**What to do**
Copy, from the entries below, each line in which the string "here" appears.

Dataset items
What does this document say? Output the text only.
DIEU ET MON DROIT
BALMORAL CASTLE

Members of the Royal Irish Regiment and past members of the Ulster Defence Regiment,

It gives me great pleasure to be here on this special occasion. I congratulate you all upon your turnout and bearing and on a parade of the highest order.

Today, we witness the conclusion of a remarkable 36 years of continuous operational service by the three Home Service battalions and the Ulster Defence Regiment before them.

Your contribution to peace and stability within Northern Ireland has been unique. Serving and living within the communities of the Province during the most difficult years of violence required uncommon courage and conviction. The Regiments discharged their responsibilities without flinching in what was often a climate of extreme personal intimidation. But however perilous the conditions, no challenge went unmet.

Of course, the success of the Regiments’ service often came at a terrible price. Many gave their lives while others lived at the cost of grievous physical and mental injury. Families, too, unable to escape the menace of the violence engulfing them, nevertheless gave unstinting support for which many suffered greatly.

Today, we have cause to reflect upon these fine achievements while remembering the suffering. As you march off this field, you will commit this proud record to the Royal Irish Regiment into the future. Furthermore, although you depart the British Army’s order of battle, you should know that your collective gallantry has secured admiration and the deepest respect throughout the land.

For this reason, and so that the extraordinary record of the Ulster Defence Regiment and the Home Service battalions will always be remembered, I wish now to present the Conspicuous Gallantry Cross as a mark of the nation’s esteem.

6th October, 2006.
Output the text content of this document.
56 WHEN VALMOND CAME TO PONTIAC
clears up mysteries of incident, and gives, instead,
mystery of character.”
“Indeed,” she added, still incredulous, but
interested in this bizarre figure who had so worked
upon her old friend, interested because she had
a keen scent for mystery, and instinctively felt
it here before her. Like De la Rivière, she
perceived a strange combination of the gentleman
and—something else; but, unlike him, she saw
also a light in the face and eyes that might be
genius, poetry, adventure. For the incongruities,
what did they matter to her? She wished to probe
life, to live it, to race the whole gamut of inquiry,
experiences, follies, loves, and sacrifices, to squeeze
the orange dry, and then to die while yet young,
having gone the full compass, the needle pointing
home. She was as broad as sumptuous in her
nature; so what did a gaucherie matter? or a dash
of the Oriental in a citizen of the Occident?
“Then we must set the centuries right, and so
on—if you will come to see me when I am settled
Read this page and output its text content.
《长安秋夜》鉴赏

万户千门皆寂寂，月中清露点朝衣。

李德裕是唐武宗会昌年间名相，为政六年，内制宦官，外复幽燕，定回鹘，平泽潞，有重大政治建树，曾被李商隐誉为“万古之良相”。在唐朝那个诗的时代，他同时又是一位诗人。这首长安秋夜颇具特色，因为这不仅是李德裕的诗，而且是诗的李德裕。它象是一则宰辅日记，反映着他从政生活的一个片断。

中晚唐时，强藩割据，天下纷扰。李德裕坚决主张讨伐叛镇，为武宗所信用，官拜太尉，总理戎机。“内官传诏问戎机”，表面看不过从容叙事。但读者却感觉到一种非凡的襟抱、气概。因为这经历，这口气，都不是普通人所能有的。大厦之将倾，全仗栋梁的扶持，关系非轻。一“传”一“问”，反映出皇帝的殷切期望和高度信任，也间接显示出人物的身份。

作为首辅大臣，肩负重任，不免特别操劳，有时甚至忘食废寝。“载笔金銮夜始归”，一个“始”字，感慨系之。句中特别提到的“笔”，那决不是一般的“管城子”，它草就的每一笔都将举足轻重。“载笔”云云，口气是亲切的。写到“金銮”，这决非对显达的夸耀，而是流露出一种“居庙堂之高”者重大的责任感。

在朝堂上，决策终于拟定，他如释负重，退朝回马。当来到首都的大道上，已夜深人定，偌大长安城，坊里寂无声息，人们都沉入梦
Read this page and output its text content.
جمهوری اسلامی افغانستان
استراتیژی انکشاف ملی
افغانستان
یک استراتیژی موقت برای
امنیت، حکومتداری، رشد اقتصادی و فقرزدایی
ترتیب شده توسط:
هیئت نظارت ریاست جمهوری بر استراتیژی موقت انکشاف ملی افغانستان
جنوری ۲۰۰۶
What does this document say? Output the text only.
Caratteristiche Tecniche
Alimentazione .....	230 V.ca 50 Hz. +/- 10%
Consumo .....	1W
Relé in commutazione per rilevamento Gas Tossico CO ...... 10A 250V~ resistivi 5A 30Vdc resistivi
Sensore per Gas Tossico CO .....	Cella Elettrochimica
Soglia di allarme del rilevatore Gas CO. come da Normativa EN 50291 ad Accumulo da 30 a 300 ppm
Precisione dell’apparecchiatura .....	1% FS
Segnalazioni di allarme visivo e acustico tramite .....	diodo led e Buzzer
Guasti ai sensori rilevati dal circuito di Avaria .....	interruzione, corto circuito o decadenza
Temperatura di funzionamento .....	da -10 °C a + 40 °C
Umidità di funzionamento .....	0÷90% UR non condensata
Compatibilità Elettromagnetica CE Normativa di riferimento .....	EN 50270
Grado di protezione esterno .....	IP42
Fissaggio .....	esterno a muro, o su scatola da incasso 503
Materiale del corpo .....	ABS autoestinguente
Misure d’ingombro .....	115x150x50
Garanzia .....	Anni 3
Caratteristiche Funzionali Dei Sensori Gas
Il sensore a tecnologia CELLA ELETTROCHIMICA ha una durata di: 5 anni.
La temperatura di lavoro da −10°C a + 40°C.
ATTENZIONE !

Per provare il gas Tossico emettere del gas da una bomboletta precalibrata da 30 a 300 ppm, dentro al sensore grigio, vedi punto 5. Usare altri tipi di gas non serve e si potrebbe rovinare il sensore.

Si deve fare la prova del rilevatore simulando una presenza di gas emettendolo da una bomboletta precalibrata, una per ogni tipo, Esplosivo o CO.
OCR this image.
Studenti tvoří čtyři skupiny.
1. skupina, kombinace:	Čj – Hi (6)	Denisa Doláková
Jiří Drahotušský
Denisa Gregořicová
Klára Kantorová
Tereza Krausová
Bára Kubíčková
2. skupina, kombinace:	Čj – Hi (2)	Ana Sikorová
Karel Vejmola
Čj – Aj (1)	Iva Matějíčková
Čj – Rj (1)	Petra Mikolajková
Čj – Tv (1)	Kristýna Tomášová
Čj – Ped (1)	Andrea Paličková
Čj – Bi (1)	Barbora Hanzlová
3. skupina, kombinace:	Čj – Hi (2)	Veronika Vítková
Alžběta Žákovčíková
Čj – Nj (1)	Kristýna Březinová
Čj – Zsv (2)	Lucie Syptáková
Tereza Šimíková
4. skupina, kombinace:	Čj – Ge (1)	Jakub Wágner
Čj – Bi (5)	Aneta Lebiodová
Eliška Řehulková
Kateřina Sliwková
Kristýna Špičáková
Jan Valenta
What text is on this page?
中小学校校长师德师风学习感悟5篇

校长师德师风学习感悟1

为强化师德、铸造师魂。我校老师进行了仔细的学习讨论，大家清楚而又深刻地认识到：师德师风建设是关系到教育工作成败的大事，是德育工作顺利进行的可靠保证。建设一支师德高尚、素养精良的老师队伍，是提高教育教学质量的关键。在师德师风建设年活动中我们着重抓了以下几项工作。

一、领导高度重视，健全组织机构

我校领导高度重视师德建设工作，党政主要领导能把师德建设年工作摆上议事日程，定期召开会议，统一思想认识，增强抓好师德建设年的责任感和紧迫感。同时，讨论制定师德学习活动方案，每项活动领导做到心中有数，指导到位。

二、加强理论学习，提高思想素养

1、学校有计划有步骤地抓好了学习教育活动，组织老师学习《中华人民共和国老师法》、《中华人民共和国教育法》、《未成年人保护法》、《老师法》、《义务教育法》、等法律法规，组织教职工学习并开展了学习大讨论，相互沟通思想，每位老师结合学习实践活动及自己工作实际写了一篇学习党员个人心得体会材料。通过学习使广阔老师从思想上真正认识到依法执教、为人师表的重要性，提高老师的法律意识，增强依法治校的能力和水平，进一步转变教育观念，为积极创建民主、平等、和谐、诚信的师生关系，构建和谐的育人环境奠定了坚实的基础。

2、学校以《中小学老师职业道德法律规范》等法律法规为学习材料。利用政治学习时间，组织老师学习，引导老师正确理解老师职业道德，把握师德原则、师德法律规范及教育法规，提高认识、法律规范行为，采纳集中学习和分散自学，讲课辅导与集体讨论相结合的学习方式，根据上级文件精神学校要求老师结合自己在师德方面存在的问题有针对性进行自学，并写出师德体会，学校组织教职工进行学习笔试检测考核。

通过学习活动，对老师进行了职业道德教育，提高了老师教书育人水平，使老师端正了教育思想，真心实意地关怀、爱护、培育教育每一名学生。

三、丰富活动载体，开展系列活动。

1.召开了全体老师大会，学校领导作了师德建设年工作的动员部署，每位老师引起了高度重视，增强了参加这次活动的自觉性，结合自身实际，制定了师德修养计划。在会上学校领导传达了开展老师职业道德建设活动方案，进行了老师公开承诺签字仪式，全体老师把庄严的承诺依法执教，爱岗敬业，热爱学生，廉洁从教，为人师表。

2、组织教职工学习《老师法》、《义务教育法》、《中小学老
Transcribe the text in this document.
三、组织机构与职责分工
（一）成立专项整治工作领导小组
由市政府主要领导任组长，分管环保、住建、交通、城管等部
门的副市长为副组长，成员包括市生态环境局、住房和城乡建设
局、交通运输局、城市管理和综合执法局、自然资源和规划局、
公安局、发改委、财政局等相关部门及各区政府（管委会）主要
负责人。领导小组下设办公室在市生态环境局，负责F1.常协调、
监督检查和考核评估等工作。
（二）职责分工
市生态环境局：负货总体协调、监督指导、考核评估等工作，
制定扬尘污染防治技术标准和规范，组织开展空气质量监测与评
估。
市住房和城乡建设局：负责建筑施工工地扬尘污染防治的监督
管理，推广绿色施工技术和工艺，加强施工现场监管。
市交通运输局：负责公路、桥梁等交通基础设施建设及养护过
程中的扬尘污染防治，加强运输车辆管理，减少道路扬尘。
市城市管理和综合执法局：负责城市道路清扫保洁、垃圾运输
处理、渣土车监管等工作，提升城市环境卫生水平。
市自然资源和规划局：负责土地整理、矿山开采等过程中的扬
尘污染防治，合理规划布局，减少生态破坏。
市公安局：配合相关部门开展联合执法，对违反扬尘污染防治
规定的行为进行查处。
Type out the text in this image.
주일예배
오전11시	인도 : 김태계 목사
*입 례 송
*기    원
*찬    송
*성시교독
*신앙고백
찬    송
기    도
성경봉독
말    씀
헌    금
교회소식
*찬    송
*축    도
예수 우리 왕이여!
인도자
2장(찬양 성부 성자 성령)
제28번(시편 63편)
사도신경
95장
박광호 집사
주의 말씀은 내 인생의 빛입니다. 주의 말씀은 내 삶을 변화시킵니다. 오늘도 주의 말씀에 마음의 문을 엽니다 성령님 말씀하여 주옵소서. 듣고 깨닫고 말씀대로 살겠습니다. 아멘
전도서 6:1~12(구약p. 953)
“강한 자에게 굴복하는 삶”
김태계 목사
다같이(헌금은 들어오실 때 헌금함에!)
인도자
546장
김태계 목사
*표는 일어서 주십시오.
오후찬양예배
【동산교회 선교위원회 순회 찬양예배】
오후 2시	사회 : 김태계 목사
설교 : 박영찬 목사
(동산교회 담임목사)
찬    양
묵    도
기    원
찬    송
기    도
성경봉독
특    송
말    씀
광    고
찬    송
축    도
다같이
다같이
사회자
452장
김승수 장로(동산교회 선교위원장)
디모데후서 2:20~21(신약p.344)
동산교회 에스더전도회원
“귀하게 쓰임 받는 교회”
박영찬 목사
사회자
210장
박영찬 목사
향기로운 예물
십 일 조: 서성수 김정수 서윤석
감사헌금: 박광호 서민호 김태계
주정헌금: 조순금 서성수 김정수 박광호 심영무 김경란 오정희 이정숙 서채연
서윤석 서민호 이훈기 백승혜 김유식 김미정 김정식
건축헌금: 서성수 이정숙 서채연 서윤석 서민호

**Output of the exercise**
It gives me great pleasure to be here on this special occasion. I congratulate you all upon your turnout and bearing and on a parade of the highest order.
it here before her. Like De la Rivière, she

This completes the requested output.